# What you should do
In the lines below, how many hold the word "name"? Answer only with the number.

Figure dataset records
★ ★ ★ ★
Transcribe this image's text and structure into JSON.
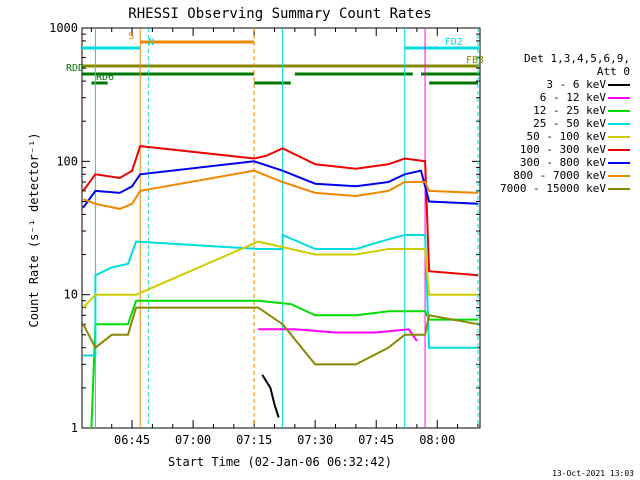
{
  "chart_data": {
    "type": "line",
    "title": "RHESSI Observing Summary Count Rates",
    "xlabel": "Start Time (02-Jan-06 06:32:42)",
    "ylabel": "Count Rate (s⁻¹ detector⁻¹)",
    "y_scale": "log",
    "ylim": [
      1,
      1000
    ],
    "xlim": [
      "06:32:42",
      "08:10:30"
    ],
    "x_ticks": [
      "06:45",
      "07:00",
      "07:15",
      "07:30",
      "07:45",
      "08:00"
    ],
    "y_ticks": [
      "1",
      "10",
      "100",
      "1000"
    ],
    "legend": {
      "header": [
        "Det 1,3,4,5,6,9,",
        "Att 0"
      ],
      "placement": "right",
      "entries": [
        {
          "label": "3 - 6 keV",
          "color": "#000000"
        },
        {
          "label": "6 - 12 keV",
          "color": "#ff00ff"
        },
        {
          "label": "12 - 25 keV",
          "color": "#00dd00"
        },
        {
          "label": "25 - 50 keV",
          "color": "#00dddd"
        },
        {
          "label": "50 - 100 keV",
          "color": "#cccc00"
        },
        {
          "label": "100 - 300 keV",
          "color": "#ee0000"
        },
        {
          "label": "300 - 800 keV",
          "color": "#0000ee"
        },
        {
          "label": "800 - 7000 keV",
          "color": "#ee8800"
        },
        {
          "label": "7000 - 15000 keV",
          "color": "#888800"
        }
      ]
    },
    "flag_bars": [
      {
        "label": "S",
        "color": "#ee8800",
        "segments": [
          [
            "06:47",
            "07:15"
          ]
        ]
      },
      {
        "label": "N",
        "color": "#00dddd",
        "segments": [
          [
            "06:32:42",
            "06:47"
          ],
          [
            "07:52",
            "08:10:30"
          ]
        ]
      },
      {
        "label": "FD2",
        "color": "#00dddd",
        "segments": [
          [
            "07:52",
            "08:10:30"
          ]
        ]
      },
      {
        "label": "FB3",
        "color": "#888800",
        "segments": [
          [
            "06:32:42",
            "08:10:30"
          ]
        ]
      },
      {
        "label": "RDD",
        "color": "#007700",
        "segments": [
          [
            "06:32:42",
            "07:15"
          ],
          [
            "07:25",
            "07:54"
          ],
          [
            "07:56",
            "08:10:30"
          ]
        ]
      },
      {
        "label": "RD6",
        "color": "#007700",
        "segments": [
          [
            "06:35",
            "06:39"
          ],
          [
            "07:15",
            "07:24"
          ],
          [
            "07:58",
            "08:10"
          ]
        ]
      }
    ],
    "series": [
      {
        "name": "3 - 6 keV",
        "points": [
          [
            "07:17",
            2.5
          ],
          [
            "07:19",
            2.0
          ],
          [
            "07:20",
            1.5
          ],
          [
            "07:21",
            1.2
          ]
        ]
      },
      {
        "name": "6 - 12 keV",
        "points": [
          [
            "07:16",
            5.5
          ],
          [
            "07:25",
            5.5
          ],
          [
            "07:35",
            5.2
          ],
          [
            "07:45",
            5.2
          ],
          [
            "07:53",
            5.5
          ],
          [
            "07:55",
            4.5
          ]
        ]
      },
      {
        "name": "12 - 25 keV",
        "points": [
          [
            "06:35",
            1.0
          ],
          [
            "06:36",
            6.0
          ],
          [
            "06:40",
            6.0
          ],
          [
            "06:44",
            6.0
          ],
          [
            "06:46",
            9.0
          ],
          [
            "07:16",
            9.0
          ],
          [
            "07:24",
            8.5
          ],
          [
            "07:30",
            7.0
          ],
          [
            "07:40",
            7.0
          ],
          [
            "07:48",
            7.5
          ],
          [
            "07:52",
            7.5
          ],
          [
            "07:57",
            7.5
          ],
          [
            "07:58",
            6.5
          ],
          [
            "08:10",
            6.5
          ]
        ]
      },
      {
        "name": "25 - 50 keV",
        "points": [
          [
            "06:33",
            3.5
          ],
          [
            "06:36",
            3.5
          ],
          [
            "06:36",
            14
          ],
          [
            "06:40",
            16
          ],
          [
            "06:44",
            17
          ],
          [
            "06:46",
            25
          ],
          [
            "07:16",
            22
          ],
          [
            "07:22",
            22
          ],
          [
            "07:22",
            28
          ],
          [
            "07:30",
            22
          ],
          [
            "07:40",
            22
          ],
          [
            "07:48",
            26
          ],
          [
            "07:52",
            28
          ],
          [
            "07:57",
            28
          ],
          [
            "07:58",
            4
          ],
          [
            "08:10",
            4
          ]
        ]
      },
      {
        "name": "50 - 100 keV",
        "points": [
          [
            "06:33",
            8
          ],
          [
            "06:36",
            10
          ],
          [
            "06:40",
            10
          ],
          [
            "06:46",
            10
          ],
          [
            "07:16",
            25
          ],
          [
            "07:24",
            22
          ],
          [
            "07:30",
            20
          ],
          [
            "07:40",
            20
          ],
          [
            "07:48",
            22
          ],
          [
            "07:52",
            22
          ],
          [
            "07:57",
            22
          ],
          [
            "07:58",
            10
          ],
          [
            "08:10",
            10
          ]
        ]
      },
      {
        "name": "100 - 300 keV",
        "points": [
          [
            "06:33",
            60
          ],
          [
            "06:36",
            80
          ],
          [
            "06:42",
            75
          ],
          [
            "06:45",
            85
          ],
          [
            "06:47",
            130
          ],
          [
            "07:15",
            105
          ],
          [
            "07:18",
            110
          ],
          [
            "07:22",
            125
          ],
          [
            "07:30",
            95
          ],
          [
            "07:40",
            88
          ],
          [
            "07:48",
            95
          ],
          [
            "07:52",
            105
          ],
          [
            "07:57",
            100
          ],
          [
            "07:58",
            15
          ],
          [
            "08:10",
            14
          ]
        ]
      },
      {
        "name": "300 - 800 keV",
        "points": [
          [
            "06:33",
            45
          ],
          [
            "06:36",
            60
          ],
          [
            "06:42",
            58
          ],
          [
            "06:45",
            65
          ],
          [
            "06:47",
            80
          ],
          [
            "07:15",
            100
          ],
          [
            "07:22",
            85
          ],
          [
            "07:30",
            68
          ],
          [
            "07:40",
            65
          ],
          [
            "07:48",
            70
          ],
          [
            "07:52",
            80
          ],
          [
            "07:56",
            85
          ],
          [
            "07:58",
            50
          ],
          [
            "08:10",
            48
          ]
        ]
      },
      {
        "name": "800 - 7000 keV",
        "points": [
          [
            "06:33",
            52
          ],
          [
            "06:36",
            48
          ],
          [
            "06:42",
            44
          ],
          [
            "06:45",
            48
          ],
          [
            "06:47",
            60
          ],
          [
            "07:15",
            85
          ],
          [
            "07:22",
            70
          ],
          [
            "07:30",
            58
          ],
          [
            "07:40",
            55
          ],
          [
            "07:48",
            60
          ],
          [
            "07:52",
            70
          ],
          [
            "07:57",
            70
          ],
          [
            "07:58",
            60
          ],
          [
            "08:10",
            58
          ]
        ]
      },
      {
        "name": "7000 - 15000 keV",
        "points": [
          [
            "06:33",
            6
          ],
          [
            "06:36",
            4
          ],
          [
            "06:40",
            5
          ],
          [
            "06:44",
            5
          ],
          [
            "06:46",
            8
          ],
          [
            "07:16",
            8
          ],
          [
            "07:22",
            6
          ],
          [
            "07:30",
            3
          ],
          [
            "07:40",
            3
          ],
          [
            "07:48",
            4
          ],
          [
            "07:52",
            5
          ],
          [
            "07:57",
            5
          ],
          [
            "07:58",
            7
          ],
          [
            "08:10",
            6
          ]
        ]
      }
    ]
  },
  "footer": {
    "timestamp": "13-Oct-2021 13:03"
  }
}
★ ★ ★ ★
# Result
9